##### Given records #####

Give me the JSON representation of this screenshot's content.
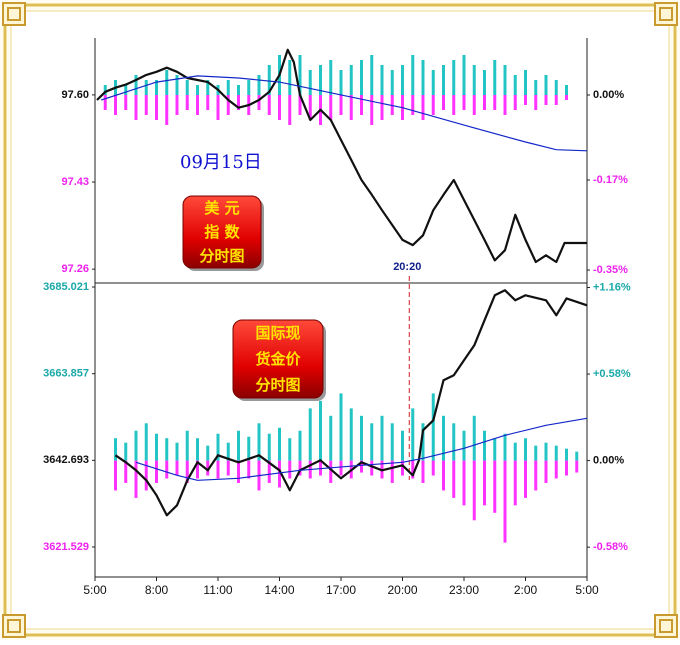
{
  "chart_data": [
    {
      "type": "line",
      "annotation": "09月15日",
      "badge": [
        "美 元",
        "指 数",
        "分时图"
      ],
      "marker": {
        "label": "20:20",
        "x": 15.33
      },
      "xlim": [
        0,
        24
      ],
      "ylim": [
        97.233,
        97.711
      ],
      "y2lim": [
        -0.376,
        0.114
      ],
      "yticks": [
        {
          "value": 97.6,
          "label": "97.60"
        },
        97.43,
        97.26
      ],
      "y2ticks": [
        {
          "value": 0,
          "label": "0.00%"
        },
        {
          "value": -0.17,
          "label": "-0.17%"
        },
        {
          "value": -0.35,
          "label": "-0.35%"
        }
      ],
      "tick_colors": {
        "up": "#1aa8a8",
        "zero": "#111111",
        "down": "#ee22ee"
      },
      "series": [
        {
          "color": "#111111",
          "x": [
            0.1,
            0.5,
            1,
            1.5,
            2,
            2.5,
            3,
            3.5,
            4,
            4.5,
            5,
            5.5,
            6,
            6.5,
            7,
            7.5,
            8,
            8.5,
            9,
            9.4,
            9.7,
            10,
            10.5,
            11,
            11.5,
            12,
            12.5,
            13,
            13.5,
            14,
            14.5,
            15,
            15.5,
            16,
            16.5,
            17,
            17.5,
            18,
            18.5,
            19,
            19.5,
            20,
            20.5,
            21,
            21.5,
            22,
            22.5,
            22.9,
            24
          ],
          "values": [
            97.59,
            97.606,
            97.614,
            97.62,
            97.629,
            97.639,
            97.645,
            97.653,
            97.645,
            97.633,
            97.629,
            97.625,
            97.61,
            97.59,
            97.575,
            97.58,
            97.59,
            97.606,
            97.639,
            97.688,
            97.664,
            97.6,
            97.551,
            97.571,
            97.551,
            97.512,
            97.473,
            97.434,
            97.405,
            97.375,
            97.346,
            97.317,
            97.307,
            97.326,
            97.375,
            97.405,
            97.434,
            97.395,
            97.356,
            97.317,
            97.277,
            97.297,
            97.366,
            97.317,
            97.274,
            97.287,
            97.274,
            97.311,
            97.311
          ]
        },
        {
          "color": "#1428c8",
          "x": [
            0.3,
            3,
            5,
            7,
            9,
            12,
            15,
            18,
            21,
            22.5,
            24
          ],
          "values": [
            97.59,
            97.625,
            97.637,
            97.633,
            97.625,
            97.6,
            97.575,
            97.541,
            97.508,
            97.493,
            97.491
          ]
        }
      ],
      "volume": {
        "up_color": "#22c4c4",
        "down_color": "#ff33ff",
        "x": [
          0.5,
          1,
          1.5,
          2,
          2.5,
          3,
          3.5,
          4,
          4.5,
          5,
          5.5,
          6,
          6.5,
          7,
          7.5,
          8,
          8.5,
          9,
          9.5,
          10,
          10.5,
          11,
          11.5,
          12,
          12.5,
          13,
          13.5,
          14,
          14.5,
          15,
          15.5,
          16,
          16.5,
          17,
          17.5,
          18,
          18.5,
          19,
          19.5,
          20,
          20.5,
          21,
          21.5,
          22,
          22.5,
          23,
          23.5
        ],
        "up": [
          0.02,
          0.03,
          0.02,
          0.04,
          0.03,
          0.03,
          0.05,
          0.04,
          0.03,
          0.02,
          0.03,
          0.02,
          0.03,
          0.02,
          0.03,
          0.04,
          0.06,
          0.08,
          0.07,
          0.08,
          0.05,
          0.06,
          0.07,
          0.05,
          0.06,
          0.07,
          0.08,
          0.06,
          0.05,
          0.06,
          0.08,
          0.07,
          0.05,
          0.06,
          0.07,
          0.08,
          0.06,
          0.05,
          0.07,
          0.06,
          0.04,
          0.05,
          0.03,
          0.04,
          0.03,
          0.02,
          0
        ],
        "down": [
          -0.03,
          -0.04,
          -0.03,
          -0.05,
          -0.04,
          -0.05,
          -0.06,
          -0.04,
          -0.03,
          -0.04,
          -0.03,
          -0.05,
          -0.04,
          -0.03,
          -0.04,
          -0.03,
          -0.04,
          -0.05,
          -0.06,
          -0.04,
          -0.05,
          -0.06,
          -0.05,
          -0.04,
          -0.05,
          -0.04,
          -0.06,
          -0.05,
          -0.04,
          -0.05,
          -0.04,
          -0.05,
          -0.04,
          -0.03,
          -0.04,
          -0.03,
          -0.04,
          -0.03,
          -0.03,
          -0.04,
          -0.03,
          -0.02,
          -0.03,
          -0.02,
          -0.02,
          -0.01,
          0
        ]
      }
    },
    {
      "type": "line",
      "badge": [
        "国际现",
        "货金价",
        "分时图"
      ],
      "xlim": [
        0,
        24
      ],
      "xticks": [
        {
          "value": 0,
          "label": "5:00"
        },
        {
          "value": 3,
          "label": "8:00"
        },
        {
          "value": 6,
          "label": "11:00"
        },
        {
          "value": 9,
          "label": "14:00"
        },
        {
          "value": 12,
          "label": "17:00"
        },
        {
          "value": 15,
          "label": "20:00"
        },
        {
          "value": 18,
          "label": "23:00"
        },
        {
          "value": 21,
          "label": "2:00"
        },
        {
          "value": 24,
          "label": "5:00"
        }
      ],
      "ylim": [
        3614.2,
        3686.0
      ],
      "y2lim": [
        -0.78,
        1.19
      ],
      "yticks": [
        3685.021,
        3663.857,
        3642.693,
        3621.529
      ],
      "y2ticks": [
        {
          "value": 1.16,
          "label": "+1.16%"
        },
        {
          "value": 0.58,
          "label": "+0.58%"
        },
        {
          "value": 0,
          "label": "0.00%"
        },
        {
          "value": -0.58,
          "label": "-0.58%"
        }
      ],
      "tick_colors": {
        "up": "#1aa8a8",
        "zero": "#111111",
        "down": "#ee22ee"
      },
      "series": [
        {
          "color": "#111111",
          "x": [
            1,
            1.5,
            2,
            2.5,
            3,
            3.5,
            4,
            4.5,
            5,
            5.5,
            6,
            7,
            8,
            9,
            9.5,
            10,
            11,
            12,
            13,
            14,
            15,
            15.5,
            15.8,
            16,
            16.5,
            17,
            17.5,
            18,
            18.5,
            19,
            19.5,
            20,
            20.5,
            21,
            22,
            22.5,
            23,
            24
          ],
          "values": [
            3643.91,
            3642.21,
            3640.25,
            3637.81,
            3634.15,
            3629.26,
            3631.7,
            3637.81,
            3642.21,
            3640.25,
            3643.91,
            3642.21,
            3643.91,
            3640.25,
            3635.37,
            3640.25,
            3642.69,
            3638.3,
            3642.21,
            3640.25,
            3641.47,
            3639.03,
            3642.69,
            3650.02,
            3652.46,
            3662.23,
            3663.45,
            3667.11,
            3670.78,
            3676.88,
            3682.99,
            3684.21,
            3681.77,
            3682.99,
            3681.77,
            3678.1,
            3682.25,
            3680.55
          ]
        },
        {
          "color": "#1428c8",
          "x": [
            2,
            4,
            5,
            7,
            10,
            13,
            15,
            16,
            18,
            20,
            22,
            24
          ],
          "values": [
            3642.21,
            3639.03,
            3637.81,
            3638.3,
            3640.25,
            3641.47,
            3642.21,
            3643.18,
            3645.62,
            3648.8,
            3651.24,
            3652.95
          ]
        }
      ],
      "volume": {
        "up_color": "#22c4c4",
        "down_color": "#ff33ff",
        "x": [
          0.5,
          1,
          1.5,
          2,
          2.5,
          3,
          3.5,
          4,
          4.5,
          5,
          5.5,
          6,
          6.5,
          7,
          7.5,
          8,
          8.5,
          9,
          9.5,
          10,
          10.5,
          11,
          11.5,
          12,
          12.5,
          13,
          13.5,
          14,
          14.5,
          15,
          15.5,
          16,
          16.5,
          17,
          17.5,
          18,
          18.5,
          19,
          19.5,
          20,
          20.5,
          21,
          21.5,
          22,
          22.5,
          23,
          23.5
        ],
        "up": [
          0,
          0.15,
          0.12,
          0.2,
          0.25,
          0.18,
          0.15,
          0.12,
          0.2,
          0.15,
          0.1,
          0.18,
          0.12,
          0.2,
          0.16,
          0.25,
          0.18,
          0.22,
          0.15,
          0.2,
          0.35,
          0.4,
          0.3,
          0.45,
          0.35,
          0.3,
          0.25,
          0.3,
          0.25,
          0.2,
          0.35,
          0.25,
          0.45,
          0.3,
          0.25,
          0.2,
          0.3,
          0.2,
          0.15,
          0.18,
          0.12,
          0.15,
          0.1,
          0.12,
          0.1,
          0.08,
          0.06
        ],
        "down": [
          0,
          -0.2,
          -0.15,
          -0.25,
          -0.2,
          -0.15,
          -0.12,
          -0.1,
          -0.15,
          -0.12,
          -0.1,
          -0.12,
          -0.1,
          -0.15,
          -0.12,
          -0.2,
          -0.15,
          -0.18,
          -0.12,
          -0.1,
          -0.12,
          -0.1,
          -0.15,
          -0.1,
          -0.12,
          -0.08,
          -0.1,
          -0.12,
          -0.15,
          -0.1,
          -0.12,
          -0.15,
          -0.1,
          -0.2,
          -0.25,
          -0.3,
          -0.4,
          -0.3,
          -0.35,
          -0.55,
          -0.3,
          -0.25,
          -0.2,
          -0.15,
          -0.12,
          -0.1,
          -0.08
        ]
      }
    }
  ]
}
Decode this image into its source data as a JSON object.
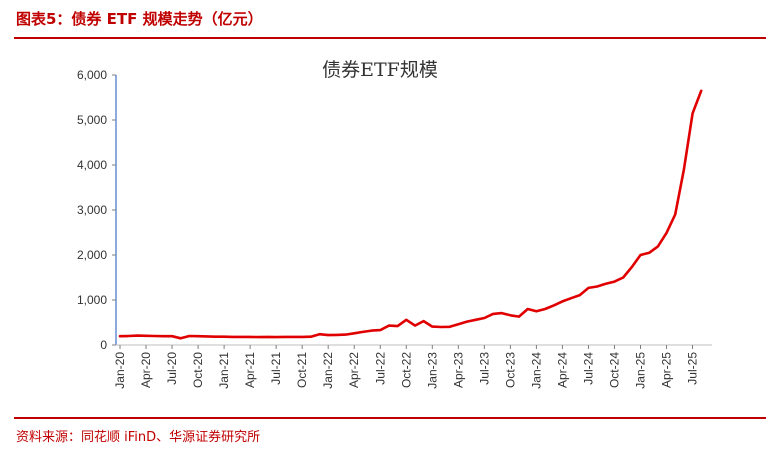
{
  "header": {
    "figure_title": "图表5：债券 ETF 规模走势（亿元）"
  },
  "footer": {
    "source": "资料来源：同花顺 iFinD、华源证券研究所"
  },
  "colors": {
    "accent": "#c00000",
    "line": "#e00000",
    "axis": "#4472c4"
  },
  "chart_data": {
    "type": "line",
    "title": "债券ETF规模",
    "xlabel": "",
    "ylabel": "",
    "ylim": [
      0,
      6000
    ],
    "yticks": [
      0,
      1000,
      2000,
      3000,
      4000,
      5000,
      6000
    ],
    "ytick_labels": [
      "0",
      "1,000",
      "2,000",
      "3,000",
      "4,000",
      "5,000",
      "6,000"
    ],
    "xtick_labels": [
      "Jan-20",
      "Apr-20",
      "Jul-20",
      "Oct-20",
      "Jan-21",
      "Apr-21",
      "Jul-21",
      "Oct-21",
      "Jan-22",
      "Apr-22",
      "Jul-22",
      "Oct-22",
      "Jan-23",
      "Apr-23",
      "Jul-23",
      "Oct-23",
      "Jan-24",
      "Apr-24",
      "Jul-24",
      "Oct-24",
      "Jan-25",
      "Apr-25",
      "Jul-25"
    ],
    "grid": false,
    "legend": false,
    "series": [
      {
        "x": [
          "Jan-20",
          "Feb-20",
          "Mar-20",
          "Apr-20",
          "May-20",
          "Jun-20",
          "Jul-20",
          "Aug-20",
          "Sep-20",
          "Oct-20",
          "Nov-20",
          "Dec-20",
          "Jan-21",
          "Feb-21",
          "Mar-21",
          "Apr-21",
          "May-21",
          "Jun-21",
          "Jul-21",
          "Aug-21",
          "Sep-21",
          "Oct-21",
          "Nov-21",
          "Dec-21",
          "Jan-22",
          "Feb-22",
          "Mar-22",
          "Apr-22",
          "May-22",
          "Jun-22",
          "Jul-22",
          "Aug-22",
          "Sep-22",
          "Oct-22",
          "Nov-22",
          "Dec-22",
          "Jan-23",
          "Feb-23",
          "Mar-23",
          "Apr-23",
          "May-23",
          "Jun-23",
          "Jul-23",
          "Aug-23",
          "Sep-23",
          "Oct-23",
          "Nov-23",
          "Dec-23",
          "Jan-24",
          "Feb-24",
          "Mar-24",
          "Apr-24",
          "May-24",
          "Jun-24",
          "Jul-24",
          "Aug-24",
          "Sep-24",
          "Oct-24",
          "Nov-24",
          "Dec-24",
          "Jan-25",
          "Feb-25",
          "Mar-25",
          "Apr-25",
          "May-25",
          "Jun-25",
          "Jul-25",
          "Aug-25"
        ],
        "values": [
          195,
          200,
          210,
          205,
          200,
          195,
          195,
          150,
          200,
          195,
          190,
          185,
          185,
          180,
          180,
          180,
          175,
          180,
          175,
          180,
          180,
          180,
          185,
          240,
          220,
          225,
          230,
          260,
          290,
          320,
          330,
          430,
          420,
          560,
          430,
          530,
          410,
          400,
          405,
          460,
          520,
          560,
          600,
          690,
          710,
          660,
          630,
          800,
          750,
          800,
          880,
          970,
          1040,
          1110,
          1270,
          1300,
          1360,
          1410,
          1500,
          1730,
          2000,
          2050,
          2190,
          2490,
          2900,
          3900,
          5150,
          5650
        ]
      }
    ]
  }
}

#####

- [Task objective]:
All lines above with "JSON" in them should be returned.

- [Full solution]:
Give me the JSON representation of this screenshot's content.
Decode this image into its source data as a JSON object.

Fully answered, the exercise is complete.